Data:
--- --- ---

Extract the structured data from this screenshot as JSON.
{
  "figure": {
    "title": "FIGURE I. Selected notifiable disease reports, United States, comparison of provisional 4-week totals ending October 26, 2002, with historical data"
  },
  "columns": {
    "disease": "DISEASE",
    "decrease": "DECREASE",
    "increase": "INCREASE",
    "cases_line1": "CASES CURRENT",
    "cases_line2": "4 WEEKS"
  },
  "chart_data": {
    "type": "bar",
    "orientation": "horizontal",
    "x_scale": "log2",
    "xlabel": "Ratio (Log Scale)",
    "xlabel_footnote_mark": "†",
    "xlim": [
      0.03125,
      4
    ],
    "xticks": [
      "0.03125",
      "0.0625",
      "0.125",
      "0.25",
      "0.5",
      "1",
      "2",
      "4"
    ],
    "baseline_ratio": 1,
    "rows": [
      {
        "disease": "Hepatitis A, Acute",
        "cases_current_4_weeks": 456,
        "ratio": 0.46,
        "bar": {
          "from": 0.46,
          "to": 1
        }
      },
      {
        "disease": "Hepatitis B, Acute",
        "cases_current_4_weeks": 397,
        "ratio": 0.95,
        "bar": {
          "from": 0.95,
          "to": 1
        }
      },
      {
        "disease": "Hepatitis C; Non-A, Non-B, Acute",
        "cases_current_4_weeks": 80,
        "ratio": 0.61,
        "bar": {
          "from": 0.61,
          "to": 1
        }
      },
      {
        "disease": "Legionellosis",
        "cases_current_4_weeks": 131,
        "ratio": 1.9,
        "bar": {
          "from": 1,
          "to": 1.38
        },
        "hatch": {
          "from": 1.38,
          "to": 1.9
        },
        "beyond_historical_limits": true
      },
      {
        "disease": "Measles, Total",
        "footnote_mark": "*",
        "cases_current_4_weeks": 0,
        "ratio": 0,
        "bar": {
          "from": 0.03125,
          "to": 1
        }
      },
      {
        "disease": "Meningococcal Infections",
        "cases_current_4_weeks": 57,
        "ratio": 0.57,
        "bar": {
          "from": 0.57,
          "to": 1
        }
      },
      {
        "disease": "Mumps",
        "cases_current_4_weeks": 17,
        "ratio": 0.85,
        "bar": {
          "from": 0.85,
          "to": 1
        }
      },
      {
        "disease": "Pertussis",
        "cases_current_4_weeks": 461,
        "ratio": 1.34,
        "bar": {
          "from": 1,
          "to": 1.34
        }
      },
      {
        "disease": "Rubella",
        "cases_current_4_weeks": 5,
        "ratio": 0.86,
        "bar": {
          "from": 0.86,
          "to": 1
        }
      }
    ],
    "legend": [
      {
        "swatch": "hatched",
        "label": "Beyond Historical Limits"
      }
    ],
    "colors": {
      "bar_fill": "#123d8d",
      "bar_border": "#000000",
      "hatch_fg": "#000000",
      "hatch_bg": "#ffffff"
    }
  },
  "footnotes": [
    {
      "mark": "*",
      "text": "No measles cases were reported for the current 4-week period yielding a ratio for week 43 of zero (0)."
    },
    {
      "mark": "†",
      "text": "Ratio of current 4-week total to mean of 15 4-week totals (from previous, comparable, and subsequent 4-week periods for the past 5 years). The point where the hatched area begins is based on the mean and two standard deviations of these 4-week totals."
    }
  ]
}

--- --- ---

The exercise:
Output all of the material exactly as written.

Finished task:
Extract the structured data from this screenshot as JSON.
{
  "figure": {
    "title": "FIGURE I. Selected notifiable disease reports, United States, comparison of provisional 4-week totals ending October 26, 2002, with historical data"
  },
  "columns": {
    "disease": "DISEASE",
    "decrease": "DECREASE",
    "increase": "INCREASE",
    "cases_line1": "CASES CURRENT",
    "cases_line2": "4 WEEKS"
  },
  "chart_data": {
    "type": "bar",
    "orientation": "horizontal",
    "x_scale": "log2",
    "xlabel": "Ratio (Log Scale)",
    "xlabel_footnote_mark": "†",
    "xlim": [
      0.03125,
      4
    ],
    "xticks": [
      "0.03125",
      "0.0625",
      "0.125",
      "0.25",
      "0.5",
      "1",
      "2",
      "4"
    ],
    "baseline_ratio": 1,
    "rows": [
      {
        "disease": "Hepatitis A, Acute",
        "cases_current_4_weeks": 456,
        "ratio": 0.46,
        "bar": {
          "from": 0.46,
          "to": 1
        }
      },
      {
        "disease": "Hepatitis B, Acute",
        "cases_current_4_weeks": 397,
        "ratio": 0.95,
        "bar": {
          "from": 0.95,
          "to": 1
        }
      },
      {
        "disease": "Hepatitis C; Non-A, Non-B, Acute",
        "cases_current_4_weeks": 80,
        "ratio": 0.61,
        "bar": {
          "from": 0.61,
          "to": 1
        }
      },
      {
        "disease": "Legionellosis",
        "cases_current_4_weeks": 131,
        "ratio": 1.9,
        "bar": {
          "from": 1,
          "to": 1.38
        },
        "hatch": {
          "from": 1.38,
          "to": 1.9
        },
        "beyond_historical_limits": true
      },
      {
        "disease": "Measles, Total",
        "footnote_mark": "*",
        "cases_current_4_weeks": 0,
        "ratio": 0,
        "bar": {
          "from": 0.03125,
          "to": 1
        }
      },
      {
        "disease": "Meningococcal Infections",
        "cases_current_4_weeks": 57,
        "ratio": 0.57,
        "bar": {
          "from": 0.57,
          "to": 1
        }
      },
      {
        "disease": "Mumps",
        "cases_current_4_weeks": 17,
        "ratio": 0.85,
        "bar": {
          "from": 0.85,
          "to": 1
        }
      },
      {
        "disease": "Pertussis",
        "cases_current_4_weeks": 461,
        "ratio": 1.34,
        "bar": {
          "from": 1,
          "to": 1.34
        }
      },
      {
        "disease": "Rubella",
        "cases_current_4_weeks": 5,
        "ratio": 0.86,
        "bar": {
          "from": 0.86,
          "to": 1
        }
      }
    ],
    "legend": [
      {
        "swatch": "hatched",
        "label": "Beyond Historical Limits"
      }
    ],
    "colors": {
      "bar_fill": "#123d8d",
      "bar_border": "#000000",
      "hatch_fg": "#000000",
      "hatch_bg": "#ffffff"
    }
  },
  "footnotes": [
    {
      "mark": "*",
      "text": "No measles cases were reported for the current 4-week period yielding a ratio for week 43 of zero (0)."
    },
    {
      "mark": "†",
      "text": "Ratio of current 4-week total to mean of 15 4-week totals (from previous, comparable, and subsequent 4-week periods for the past 5 years). The point where the hatched area begins is based on the mean and two standard deviations of these 4-week totals."
    }
  ]
}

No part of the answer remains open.